**The task**
Below are the records; pull every line that includes "name".
***** Entries provided *****
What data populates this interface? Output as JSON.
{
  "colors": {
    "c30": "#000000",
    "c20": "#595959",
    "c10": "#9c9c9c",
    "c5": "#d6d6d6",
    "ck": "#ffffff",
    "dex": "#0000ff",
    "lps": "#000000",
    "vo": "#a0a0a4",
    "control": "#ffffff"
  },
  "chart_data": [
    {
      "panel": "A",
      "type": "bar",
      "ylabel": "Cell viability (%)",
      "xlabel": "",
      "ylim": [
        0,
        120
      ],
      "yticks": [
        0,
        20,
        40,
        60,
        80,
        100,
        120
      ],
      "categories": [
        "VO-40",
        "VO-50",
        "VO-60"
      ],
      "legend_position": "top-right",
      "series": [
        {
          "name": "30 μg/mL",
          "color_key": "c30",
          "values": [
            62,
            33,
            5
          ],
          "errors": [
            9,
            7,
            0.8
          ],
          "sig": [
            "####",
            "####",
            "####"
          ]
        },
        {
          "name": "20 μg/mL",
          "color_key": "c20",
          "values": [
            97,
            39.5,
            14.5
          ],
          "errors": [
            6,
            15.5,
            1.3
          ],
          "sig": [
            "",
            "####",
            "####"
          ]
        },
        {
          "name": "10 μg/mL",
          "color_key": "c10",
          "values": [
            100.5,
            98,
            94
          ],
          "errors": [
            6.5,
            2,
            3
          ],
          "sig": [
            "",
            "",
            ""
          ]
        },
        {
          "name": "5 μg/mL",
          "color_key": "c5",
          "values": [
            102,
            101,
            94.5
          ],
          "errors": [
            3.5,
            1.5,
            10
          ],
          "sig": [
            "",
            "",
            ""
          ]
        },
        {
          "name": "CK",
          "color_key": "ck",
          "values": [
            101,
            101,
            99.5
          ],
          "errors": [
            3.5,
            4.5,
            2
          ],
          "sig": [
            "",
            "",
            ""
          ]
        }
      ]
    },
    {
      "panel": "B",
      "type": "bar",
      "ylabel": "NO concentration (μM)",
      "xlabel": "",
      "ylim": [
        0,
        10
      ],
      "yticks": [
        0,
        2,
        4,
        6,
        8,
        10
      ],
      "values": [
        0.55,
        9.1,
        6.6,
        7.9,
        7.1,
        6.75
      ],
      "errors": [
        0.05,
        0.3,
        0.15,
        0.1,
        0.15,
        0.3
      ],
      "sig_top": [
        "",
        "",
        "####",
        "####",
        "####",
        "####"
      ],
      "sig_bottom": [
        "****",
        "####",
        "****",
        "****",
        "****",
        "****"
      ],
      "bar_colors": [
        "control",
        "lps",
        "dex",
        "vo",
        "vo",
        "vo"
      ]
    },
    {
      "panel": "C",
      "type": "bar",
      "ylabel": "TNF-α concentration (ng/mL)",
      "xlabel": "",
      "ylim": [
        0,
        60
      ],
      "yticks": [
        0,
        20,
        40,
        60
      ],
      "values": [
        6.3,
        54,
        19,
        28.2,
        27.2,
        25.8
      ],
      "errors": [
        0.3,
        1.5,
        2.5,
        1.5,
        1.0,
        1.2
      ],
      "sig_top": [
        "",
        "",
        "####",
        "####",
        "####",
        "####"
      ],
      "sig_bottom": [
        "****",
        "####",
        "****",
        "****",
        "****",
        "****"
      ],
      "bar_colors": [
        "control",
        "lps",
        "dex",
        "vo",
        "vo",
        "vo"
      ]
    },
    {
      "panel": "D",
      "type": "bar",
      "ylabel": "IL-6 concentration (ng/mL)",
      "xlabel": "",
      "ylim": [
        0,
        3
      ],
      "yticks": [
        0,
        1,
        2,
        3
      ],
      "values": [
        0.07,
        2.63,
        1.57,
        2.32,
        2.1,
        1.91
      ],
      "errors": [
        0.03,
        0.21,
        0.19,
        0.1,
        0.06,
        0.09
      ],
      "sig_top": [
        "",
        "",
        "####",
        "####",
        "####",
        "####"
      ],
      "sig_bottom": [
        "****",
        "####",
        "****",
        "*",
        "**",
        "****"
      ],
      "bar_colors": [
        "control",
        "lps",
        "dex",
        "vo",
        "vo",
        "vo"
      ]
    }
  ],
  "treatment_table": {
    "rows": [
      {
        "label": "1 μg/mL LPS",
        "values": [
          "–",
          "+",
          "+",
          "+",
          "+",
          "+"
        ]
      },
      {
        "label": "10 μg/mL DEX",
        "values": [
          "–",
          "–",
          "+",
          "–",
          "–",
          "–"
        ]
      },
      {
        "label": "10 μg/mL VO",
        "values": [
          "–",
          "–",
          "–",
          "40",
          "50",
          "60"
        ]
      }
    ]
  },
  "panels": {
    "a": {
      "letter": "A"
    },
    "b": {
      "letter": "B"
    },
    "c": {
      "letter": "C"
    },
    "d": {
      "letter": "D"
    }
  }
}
*****
**Final result**
          "name": "30 μg/mL",
          "name": "20 μg/mL",
          "name": "10 μg/mL",
          "name": "5 μg/mL",
          "name": "CK",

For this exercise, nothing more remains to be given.